→ **GIVEN INSTRUCTION**:
Would you retype, word for word, the line with "Output a JSON" and every line after it through the end of the records below?

→ **DATA ENTRIES**:
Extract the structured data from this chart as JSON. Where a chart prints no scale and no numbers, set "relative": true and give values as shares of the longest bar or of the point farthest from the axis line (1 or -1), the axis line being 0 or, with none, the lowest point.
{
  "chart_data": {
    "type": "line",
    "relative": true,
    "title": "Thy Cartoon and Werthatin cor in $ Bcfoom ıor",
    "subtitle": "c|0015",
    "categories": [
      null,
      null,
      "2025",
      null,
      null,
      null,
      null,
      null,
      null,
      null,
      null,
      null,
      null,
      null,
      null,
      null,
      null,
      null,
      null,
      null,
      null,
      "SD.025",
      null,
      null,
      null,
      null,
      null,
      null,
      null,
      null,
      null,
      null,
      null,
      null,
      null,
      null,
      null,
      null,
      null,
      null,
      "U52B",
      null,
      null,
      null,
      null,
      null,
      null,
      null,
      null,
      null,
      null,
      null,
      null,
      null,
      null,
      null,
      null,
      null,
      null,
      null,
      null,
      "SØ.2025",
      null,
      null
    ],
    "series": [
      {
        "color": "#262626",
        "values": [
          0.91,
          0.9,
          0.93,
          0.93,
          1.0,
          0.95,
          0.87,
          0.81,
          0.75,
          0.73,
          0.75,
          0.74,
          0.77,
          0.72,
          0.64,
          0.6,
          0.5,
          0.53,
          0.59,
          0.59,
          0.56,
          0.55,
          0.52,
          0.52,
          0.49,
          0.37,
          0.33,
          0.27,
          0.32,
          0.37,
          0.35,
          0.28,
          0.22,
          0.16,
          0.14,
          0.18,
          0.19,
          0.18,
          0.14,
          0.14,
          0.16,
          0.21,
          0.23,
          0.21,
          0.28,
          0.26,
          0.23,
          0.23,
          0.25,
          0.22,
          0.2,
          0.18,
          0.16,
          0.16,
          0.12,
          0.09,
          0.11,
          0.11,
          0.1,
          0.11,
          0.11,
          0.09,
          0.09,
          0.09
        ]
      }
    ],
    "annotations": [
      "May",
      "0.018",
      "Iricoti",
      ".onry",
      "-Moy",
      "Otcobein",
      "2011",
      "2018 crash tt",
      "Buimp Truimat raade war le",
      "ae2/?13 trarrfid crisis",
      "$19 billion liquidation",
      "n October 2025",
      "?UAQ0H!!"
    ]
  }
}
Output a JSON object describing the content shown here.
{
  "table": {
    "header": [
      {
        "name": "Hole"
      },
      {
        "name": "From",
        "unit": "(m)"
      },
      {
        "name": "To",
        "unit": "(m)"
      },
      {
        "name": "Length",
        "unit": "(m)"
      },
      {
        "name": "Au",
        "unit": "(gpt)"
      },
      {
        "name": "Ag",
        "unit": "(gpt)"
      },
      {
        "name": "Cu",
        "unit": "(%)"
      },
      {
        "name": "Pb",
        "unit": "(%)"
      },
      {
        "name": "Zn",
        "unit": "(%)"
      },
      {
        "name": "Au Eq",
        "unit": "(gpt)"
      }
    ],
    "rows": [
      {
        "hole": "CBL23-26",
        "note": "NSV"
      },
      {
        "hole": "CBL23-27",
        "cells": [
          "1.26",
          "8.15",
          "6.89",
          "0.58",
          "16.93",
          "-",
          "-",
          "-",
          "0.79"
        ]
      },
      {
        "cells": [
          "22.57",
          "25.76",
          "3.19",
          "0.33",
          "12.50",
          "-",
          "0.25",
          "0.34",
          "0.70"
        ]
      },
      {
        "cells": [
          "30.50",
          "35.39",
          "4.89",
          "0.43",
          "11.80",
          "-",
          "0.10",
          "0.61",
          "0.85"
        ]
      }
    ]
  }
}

→ **SOLVED EXERCISE**:
Output a JSON object describing the content shown here.
{
  "table": {
    "header": [
      {
        "name": "Hole"
      },
      {
        "name": "From",
        "unit": "(m)"
      },
      {
        "name": "To",
        "unit": "(m)"
      },
      {
        "name": "Length",
        "unit": "(m)"
      },
      {
        "name": "Au",
        "unit": "(gpt)"
      },
      {
        "name": "Ag",
        "unit": "(gpt)"
      },
      {
        "name": "Cu",
        "unit": "(%)"
      },
      {
        "name": "Pb",
        "unit": "(%)"
      },
      {
        "name": "Zn",
        "unit": "(%)"
      },
      {
        "name": "Au Eq",
        "unit": "(gpt)"
      }
    ],
    "rows": [
      {
        "hole": "CBL23-26",
        "note": "NSV"
      },
      {
        "hole": "CBL23-27",
        "cells": [
          "1.26",
          "8.15",
          "6.89",
          "0.58",
          "16.93",
          "-",
          "-",
          "-",
          "0.79"
        ]
      },
      {
        "cells": [
          "22.57",
          "25.76",
          "3.19",
          "0.33",
          "12.50",
          "-",
          "0.25",
          "0.34",
          "0.70"
        ]
      },
      {
        "cells": [
          "30.50",
          "35.39",
          "4.89",
          "0.43",
          "11.80",
          "-",
          "0.10",
          "0.61",
          "0.85"
        ]
      }
    ]
  }
}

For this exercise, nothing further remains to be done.